● THE EXERCISE
Find the word "object" in the data. Return every line where it appears.

● PROVIDED ENTRIES
>> Begin

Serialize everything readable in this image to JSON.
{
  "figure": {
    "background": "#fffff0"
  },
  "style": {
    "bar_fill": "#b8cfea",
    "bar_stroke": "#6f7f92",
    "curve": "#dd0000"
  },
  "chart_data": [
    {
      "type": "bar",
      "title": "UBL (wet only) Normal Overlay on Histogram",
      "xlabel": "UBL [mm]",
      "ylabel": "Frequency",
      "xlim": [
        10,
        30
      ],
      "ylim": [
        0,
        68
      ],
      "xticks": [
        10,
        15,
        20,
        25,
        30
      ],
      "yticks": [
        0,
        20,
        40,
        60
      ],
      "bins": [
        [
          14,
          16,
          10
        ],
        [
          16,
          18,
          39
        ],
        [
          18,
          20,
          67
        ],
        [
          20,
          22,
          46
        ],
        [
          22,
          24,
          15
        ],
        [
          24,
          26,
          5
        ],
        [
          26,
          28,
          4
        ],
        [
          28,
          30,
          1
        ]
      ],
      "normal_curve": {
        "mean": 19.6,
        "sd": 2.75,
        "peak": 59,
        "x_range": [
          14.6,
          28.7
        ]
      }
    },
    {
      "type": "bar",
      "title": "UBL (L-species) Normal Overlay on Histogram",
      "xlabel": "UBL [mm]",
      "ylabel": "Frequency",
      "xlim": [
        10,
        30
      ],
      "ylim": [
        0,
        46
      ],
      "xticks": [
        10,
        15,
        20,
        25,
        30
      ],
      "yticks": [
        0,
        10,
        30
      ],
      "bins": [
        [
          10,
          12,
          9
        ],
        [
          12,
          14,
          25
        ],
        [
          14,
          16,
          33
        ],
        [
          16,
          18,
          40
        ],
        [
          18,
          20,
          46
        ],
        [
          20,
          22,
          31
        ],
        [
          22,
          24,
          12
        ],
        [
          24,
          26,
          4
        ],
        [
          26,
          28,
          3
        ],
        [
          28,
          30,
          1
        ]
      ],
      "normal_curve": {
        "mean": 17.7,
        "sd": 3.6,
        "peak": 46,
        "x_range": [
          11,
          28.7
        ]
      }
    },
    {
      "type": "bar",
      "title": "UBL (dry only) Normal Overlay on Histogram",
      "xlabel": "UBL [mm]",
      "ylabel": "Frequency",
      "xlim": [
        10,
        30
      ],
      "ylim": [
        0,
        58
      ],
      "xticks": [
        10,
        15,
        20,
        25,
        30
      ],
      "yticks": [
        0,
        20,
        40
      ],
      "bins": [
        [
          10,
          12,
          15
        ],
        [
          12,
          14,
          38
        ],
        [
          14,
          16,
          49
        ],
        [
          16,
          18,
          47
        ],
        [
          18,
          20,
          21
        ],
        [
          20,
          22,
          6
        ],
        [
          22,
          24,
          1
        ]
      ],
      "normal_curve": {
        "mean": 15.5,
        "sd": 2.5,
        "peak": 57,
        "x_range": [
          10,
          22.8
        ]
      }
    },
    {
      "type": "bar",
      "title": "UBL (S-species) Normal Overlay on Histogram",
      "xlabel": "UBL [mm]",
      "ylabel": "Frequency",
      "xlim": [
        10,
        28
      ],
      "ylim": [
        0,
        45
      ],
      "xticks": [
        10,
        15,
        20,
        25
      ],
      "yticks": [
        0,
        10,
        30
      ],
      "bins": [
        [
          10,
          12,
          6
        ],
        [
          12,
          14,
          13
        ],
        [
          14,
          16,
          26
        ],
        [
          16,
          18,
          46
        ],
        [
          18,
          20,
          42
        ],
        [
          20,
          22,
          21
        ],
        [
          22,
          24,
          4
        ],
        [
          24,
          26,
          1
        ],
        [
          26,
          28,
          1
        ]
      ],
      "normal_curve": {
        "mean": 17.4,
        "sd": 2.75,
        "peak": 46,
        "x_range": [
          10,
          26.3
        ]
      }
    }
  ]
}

>> End
>> Begin

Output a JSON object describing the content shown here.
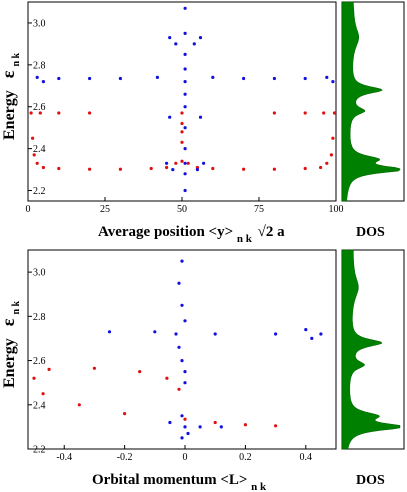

>> End
>> Begin

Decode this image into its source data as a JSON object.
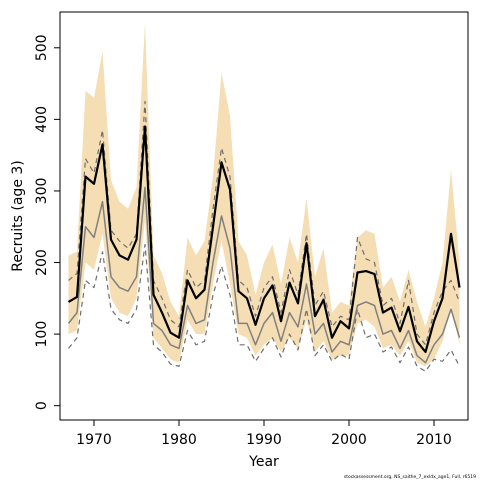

>> End

● SOLUTION
Output a JSON object describing the content shown here.
Decode this image into its source data as a JSON object.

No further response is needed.